> _Excerpt provided_:
»»

# 2004 sunny brook model 2716



## Copper5839 (Nov 3, 2010)

Hi everyone,
I am looking to see if anyone can tell me the weight of the model 2716 sunny brook travel trailer? I am possibly buying one from a dealer and they tell me that the weight is 5000lbs at that I will have no problems towing it with my Honda ridgeline, the truck I was told can to 5000lbs with 2 passengers. I just don't want to destroy my truck.
     Thanks for any feed back


----------



## Grandview Trailer Sa (Nov 4, 2010)

Re: 2004 sunny brook model 2716

You can find the weight of the trailer inside the trailer.  Look in the kitchen cabinets and find a sticker that has UVW on it.  That is the Unloaded Vehicle Weight.  If it says 5,000, as your dealer states, then you are gonna max your truck.  You have to figure in what you put in the trailer...food, clothes, chairs, water, etc.


----------



## Triple E (Nov 4, 2010)

Re: 2004 sunny brook model 2716

Hello Copper and welcome to the site.  As Ken said, if your truck is only rated as a half ton you are at your limit with the trailer empty.  I don't understand how salesmen are allowed to tell people this stuff, but they do.

SunnyBrook, great trailer.  :approve: 

Salesman, ***hole.   :angry:


----------



## Copper5839 (Nov 4, 2010)

RE: 2004 sunny brook model 2716

thanks for the information, I will have to go look at the sticker before I sign anything then I guess.


----------



## Copper5839 (Nov 5, 2010)

RE: 2004 sunny brook model 2716

I spoke to the dealer today they said that if I add the weight distribution kit and sway bars that it will take alot of weight off the truck and I could tow the trailer with no problems, still a little concerned.


----------



## OPEPPER (Nov 30, 2010)

««

> _Material shown_:
»»

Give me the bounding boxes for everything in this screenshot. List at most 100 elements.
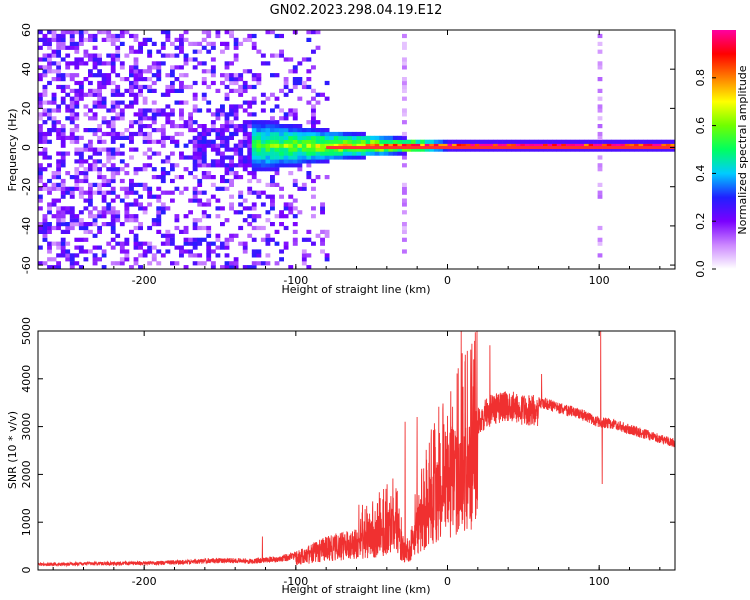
spectrogram-cell [265,151,271,156]
spectrogram-cell [88,88,93,93]
spectrogram-cell [320,202,325,207]
spectrogram-cell [147,131,153,137]
spectrogram-cell [301,249,307,254]
spectrogram-cell [279,222,284,227]
spectrogram-cell [324,155,330,160]
spectrogram-cell [147,53,153,58]
spectrogram-cell [251,206,257,211]
spectrogram-cell [288,131,294,137]
spectrogram-cell [292,77,298,82]
spectrogram-cell [74,151,80,156]
spectrogram-cell [224,124,230,129]
spectrogram-cell [133,147,139,152]
spectrogram-cell [115,57,121,62]
spectrogram-cell [283,214,289,219]
spectrogram-cell [483,143,489,148]
spectrogram-cell [197,41,203,46]
spectrogram-cell [283,116,289,121]
spectrogram-cell [69,88,75,93]
spectrogram-cell [515,143,521,148]
spectrogram-cell [288,135,294,140]
spectrogram-cell [147,84,153,90]
spectrogram-cell [88,214,93,219]
spectrogram-cell [311,96,316,101]
spectrogram-cell [124,128,130,133]
spectrogram-cell [133,198,139,203]
spectrogram-cell [206,108,212,113]
spectrogram-cell [69,210,75,215]
spectrogram-cell [306,139,312,144]
spectrogram-cell [333,151,339,156]
spectrogram-cell [306,143,312,148]
spectrogram-cell [183,120,189,125]
spectrogram-cell [188,139,193,144]
spectrogram-cell [279,147,284,152]
spectrogram-cell [511,139,517,144]
spectrogram-cell [433,139,439,144]
spectrogram-cell [224,237,230,242]
spectrogram-cell [74,65,80,70]
spectrogram-cell [183,167,189,172]
spectrogram-cell [78,171,84,176]
spectrogram-cell [174,261,180,266]
spectrogram-cell [174,143,180,148]
spectrogram-cell [183,61,189,66]
spectrogram-cell [197,178,203,184]
spectrogram-cell [260,143,266,148]
spectrogram-cell [279,155,284,160]
spectrogram-cell [347,155,353,160]
spectrogram-cell [251,253,257,258]
spectrogram-cell [69,33,75,39]
spectrogram-cell [260,202,266,207]
spectrogram-cell [247,37,253,42]
spectrogram-cell [192,120,198,125]
spectrogram-cell [315,30,321,35]
spectrogram-cell [38,112,43,117]
spectrogram-cell [206,30,212,35]
spectrogram-cell [106,210,112,215]
spectrogram-cell [597,241,603,246]
spectrogram-cell [133,112,139,117]
spectrogram-cell [342,139,348,144]
colorbar-ticks: 0.00.20.40.60.8 [694,69,716,278]
spectrogram-cell [110,120,116,125]
spectrogram-cell [201,96,207,101]
spectrogram-cell [78,37,84,42]
spectrogram-cell [552,147,557,152]
spectrogram-cell [138,120,143,125]
spectrogram-cell [529,147,535,152]
spectrogram-cell [251,33,257,39]
spectrogram-cell [47,30,52,35]
spectrogram-cell [365,143,371,148]
spectrogram-cell [238,84,244,90]
spectrogram-cell [110,100,116,105]
spectrogram-cell [88,202,93,207]
spectrogram-cell [192,167,198,172]
spectrogram-cell [147,108,153,113]
spectrogram-cell [365,151,371,156]
spectrogram-cell [192,237,198,242]
spectrogram-cell [106,120,112,125]
spectrogram-cell [60,88,66,93]
spectrogram-cell [133,73,139,78]
spectrogram-cell [51,241,57,246]
spectrogram-cell [260,61,266,66]
spectrogram-cell [60,241,66,246]
spectrogram-cell [292,151,298,156]
spectrogram-cell [201,225,207,231]
spectrogram-cell [229,61,234,66]
spectrogram-cell [320,249,325,254]
spectrogram-cell [201,159,207,164]
spectrogram-cell [301,237,307,242]
spectrogram-cell [597,139,603,144]
spectrogram-cell [270,92,275,97]
spectrogram-cell [210,261,216,266]
spectrogram-cell [388,139,394,144]
spectrogram-cell [60,124,66,129]
spectrogram-cell [224,73,230,78]
spectrogram-cell [311,49,316,54]
spectrogram-cell [283,163,289,168]
spectrogram-cell [402,198,407,203]
spectrogram-cell [288,163,294,168]
spectrogram-cell [220,139,225,144]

««

> _Required work_:
(A) Answer these questions from the Sunny Brook towing thread, one line each:
(i) Which truck does Copper5839 plan to tow the trailer with?
(ii) Where in the trailer does the Grandview Trailer Sa post say to look for the UVW sticker?
(iii) What did the dealer say Copper5839 could add to take weight off the truck?
(B) Write the next part of the Sunny Brook towing thread, picking up right after its final line.
The entries have nothing to do with the Sunny Brook towing thread.

> _Set of answers_:
(A)
(i) A Honda Ridgeline.
(ii) In the kitchen cabinets.
(iii) A weight distribution kit and sway bars.

(B)
Re: 2004 sunny brook model 2716

I would be very concerned. I have towed trailers for the last 30 years and when you get near the max weight it is no fun. I would recommend that you get a SMALLER trailer and lighter, the wind will be a huge concern for you as well as wet roads. There is a lot of potential for a bad vacation when towing to max or over, either your or someone elses. Hate to be so negative but I have made mistakes and hope you can learn from mine.


----------



## akjimny (Nov 30, 2010)

Re: 2004 sunny brook model 2716

A weight distributing hitch just moves the weight around - it doesn't make the weight go away.  You will be severely pushing you load limit, which will wear out your truck and your nerves a lot sooner than a properly match tow vehicle/trailer combo.  It ain't no fun when the trailer pushes you down a long, steep, curvy hill faster than you really want to go!!


----------



## Grandview Trailer Sa (Nov 30, 2010)

Re: 2004 sunny brook model 2716

I agree and would like to know what he did...


----------



## CharlieS (Dec 4, 2010)

Re: 2004 sunny brook model 2716

Either the dealer does not know what he is talking about, or he is trying to mislead you to make a sale.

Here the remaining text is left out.